___ INPUT ___

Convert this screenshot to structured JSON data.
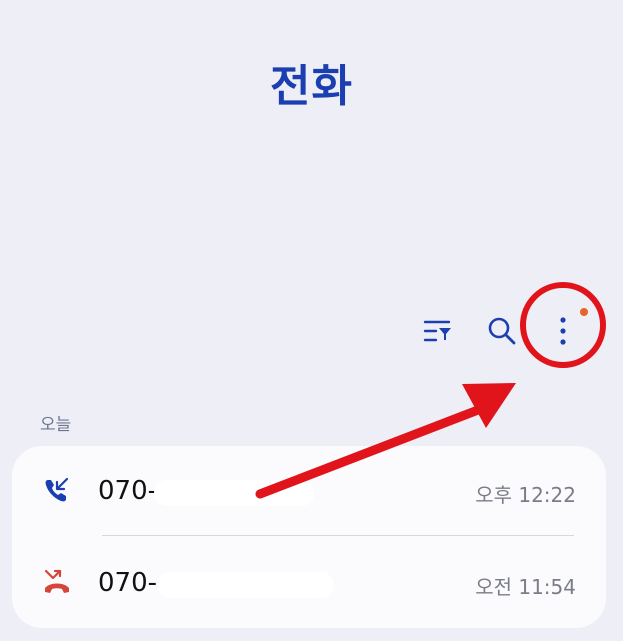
{
  "header": {
    "title": "전화"
  },
  "toolbar": {
    "filter_icon": "filter-list-icon",
    "search_icon": "search-icon",
    "more_icon": "more-vertical-icon",
    "badge_color": "#e8622a",
    "icon_color": "#1b3fb0"
  },
  "recents": {
    "section_label": "오늘",
    "calls": [
      {
        "type": "incoming",
        "icon": "incoming-call-icon",
        "icon_color": "#1b3fb0",
        "number": "070-",
        "time": "오후 12:22"
      },
      {
        "type": "missed",
        "icon": "missed-call-icon",
        "icon_color": "#d6453a",
        "number": "070-",
        "time": "오전 11:54"
      }
    ]
  },
  "annotation": {
    "color": "#e0141a"
  }
}
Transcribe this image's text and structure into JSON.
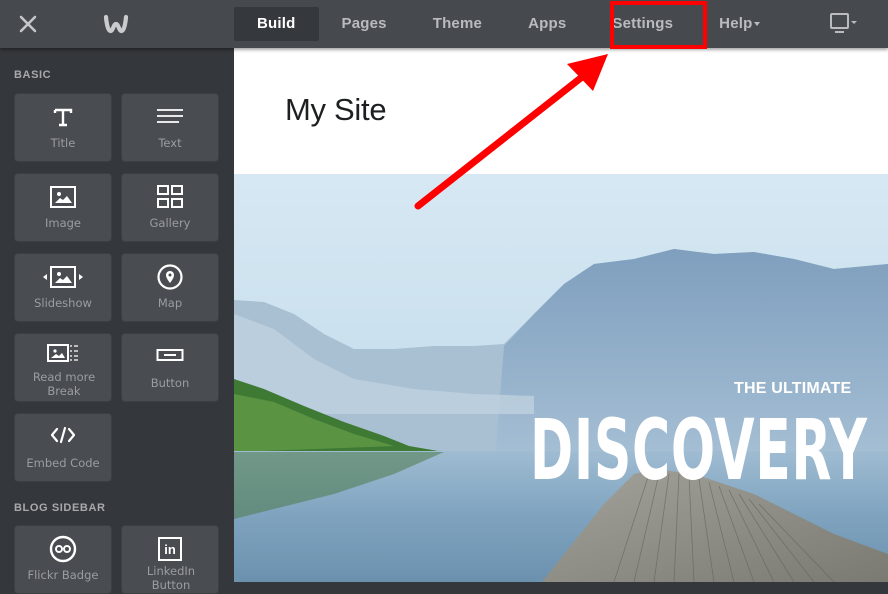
{
  "topbar": {
    "close_icon": "close-icon",
    "logo_icon": "weebly-logo-icon",
    "nav": [
      {
        "label": "Build",
        "active": true
      },
      {
        "label": "Pages",
        "active": false
      },
      {
        "label": "Theme",
        "active": false
      },
      {
        "label": "Apps",
        "active": false
      },
      {
        "label": "Settings",
        "active": false,
        "highlighted": true
      },
      {
        "label": "Help",
        "active": false,
        "dropdown": true
      }
    ],
    "device_icon": "desktop-monitor-icon"
  },
  "sidebar": {
    "sections": [
      {
        "label": "BASIC",
        "items": [
          {
            "label": "Title",
            "icon": "title-icon"
          },
          {
            "label": "Text",
            "icon": "text-icon"
          },
          {
            "label": "Image",
            "icon": "image-icon"
          },
          {
            "label": "Gallery",
            "icon": "gallery-icon"
          },
          {
            "label": "Slideshow",
            "icon": "slideshow-icon"
          },
          {
            "label": "Map",
            "icon": "map-pin-icon"
          },
          {
            "label": "Read more Break",
            "icon": "read-more-icon"
          },
          {
            "label": "Button",
            "icon": "button-icon"
          },
          {
            "label": "Embed Code",
            "icon": "code-icon"
          }
        ]
      },
      {
        "label": "BLOG SIDEBAR",
        "items": [
          {
            "label": "Flickr Badge",
            "icon": "flickr-icon"
          },
          {
            "label": "LinkedIn Button",
            "icon": "linkedin-icon"
          }
        ]
      }
    ]
  },
  "canvas": {
    "site_title": "My Site",
    "hero": {
      "kicker": "THE ULTIMATE",
      "headline": "DISCOVERY G"
    }
  },
  "annotation": {
    "highlight_color": "#ff0000",
    "target": "Settings"
  },
  "colors": {
    "topbar_bg": "#464a4f",
    "sidebar_bg": "#34373b",
    "tile_bg": "#494c50",
    "active_tab_bg": "#35383c",
    "annotation_red": "#ff0000"
  }
}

___

— EXERCISE DETAILS —
Transcribe the material exactly, and leave out whatever pictures it holds.

— OUTPUT FOR THIS EXERCISE —
Convert this screenshot to structured JSON data.
{
  "header": {
    "title": "전화"
  },
  "toolbar": {
    "filter_icon": "filter-list-icon",
    "search_icon": "search-icon",
    "more_icon": "more-vertical-icon",
    "badge_color": "#e8622a",
    "icon_color": "#1b3fb0"
  },
  "recents": {
    "section_label": "오늘",
    "calls": [
      {
        "type": "incoming",
        "icon": "incoming-call-icon",
        "icon_color": "#1b3fb0",
        "number": "070-",
        "time": "오후 12:22"
      },
      {
        "type": "missed",
        "icon": "missed-call-icon",
        "icon_color": "#d6453a",
        "number": "070-",
        "time": "오전 11:54"
      }
    ]
  },
  "annotation": {
    "color": "#e0141a"
  }
}
Transcribe this image's text and structure into JSON.
{
  "topbar": {
    "close_icon": "close-icon",
    "logo_icon": "weebly-logo-icon",
    "nav": [
      {
        "label": "Build",
        "active": true
      },
      {
        "label": "Pages",
        "active": false
      },
      {
        "label": "Theme",
        "active": false
      },
      {
        "label": "Apps",
        "active": false
      },
      {
        "label": "Settings",
        "active": false,
        "highlighted": true
      },
      {
        "label": "Help",
        "active": false,
        "dropdown": true
      }
    ],
    "device_icon": "desktop-monitor-icon"
  },
  "sidebar": {
    "sections": [
      {
        "label": "BASIC",
        "items": [
          {
            "label": "Title",
            "icon": "title-icon"
          },
          {
            "label": "Text",
            "icon": "text-icon"
          },
          {
            "label": "Image",
            "icon": "image-icon"
          },
          {
            "label": "Gallery",
            "icon": "gallery-icon"
          },
          {
            "label": "Slideshow",
            "icon": "slideshow-icon"
          },
          {
            "label": "Map",
            "icon": "map-pin-icon"
          },
          {
            "label": "Read more Break",
            "icon": "read-more-icon"
          },
          {
            "label": "Button",
            "icon": "button-icon"
          },
          {
            "label": "Embed Code",
            "icon": "code-icon"
          }
        ]
      },
      {
        "label": "BLOG SIDEBAR",
        "items": [
          {
            "label": "Flickr Badge",
            "icon": "flickr-icon"
          },
          {
            "label": "LinkedIn Button",
            "icon": "linkedin-icon"
          }
        ]
      }
    ]
  },
  "canvas": {
    "site_title": "My Site",
    "hero": {
      "kicker": "THE ULTIMATE",
      "headline": "DISCOVERY G"
    }
  },
  "annotation": {
    "highlight_color": "#ff0000",
    "target": "Settings"
  },
  "colors": {
    "topbar_bg": "#464a4f",
    "sidebar_bg": "#34373b",
    "tile_bg": "#494c50",
    "active_tab_bg": "#35383c",
    "annotation_red": "#ff0000"
  }
}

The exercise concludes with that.